Provided entries.

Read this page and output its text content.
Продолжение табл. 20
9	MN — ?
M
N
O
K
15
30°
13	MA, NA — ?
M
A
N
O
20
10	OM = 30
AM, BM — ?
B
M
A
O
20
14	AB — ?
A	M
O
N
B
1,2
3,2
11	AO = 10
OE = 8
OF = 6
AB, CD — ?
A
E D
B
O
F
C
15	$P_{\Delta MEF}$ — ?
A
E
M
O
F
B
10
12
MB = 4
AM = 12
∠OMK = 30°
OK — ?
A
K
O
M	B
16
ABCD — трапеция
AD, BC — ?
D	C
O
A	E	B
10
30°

Exercise directions. The records above should be repeated in full, exactly as given.

Solution below.
Read this page and output its text content.
Продолжение табл. 20
9	MN — ?
M
N
O
K
15
30°
13	MA, NA — ?
M
A
N
O
20
10	OM = 30
AM, BM — ?
B
M
A
O
20
14	AB — ?
A	M
O
N
B
1,2
3,2
11	AO = 10
OE = 8
OF = 6
AB, CD — ?
A
E D
B
O
F
C
15	$P_{\Delta MEF}$ — ?
A
E
M
O
F
B
10
12
MB = 4
AM = 12
∠OMK = 30°
OK — ?
A
K
O
M	B
16
ABCD — трапеция
AD, BC — ?
D	C
O
A	E	B
10
30°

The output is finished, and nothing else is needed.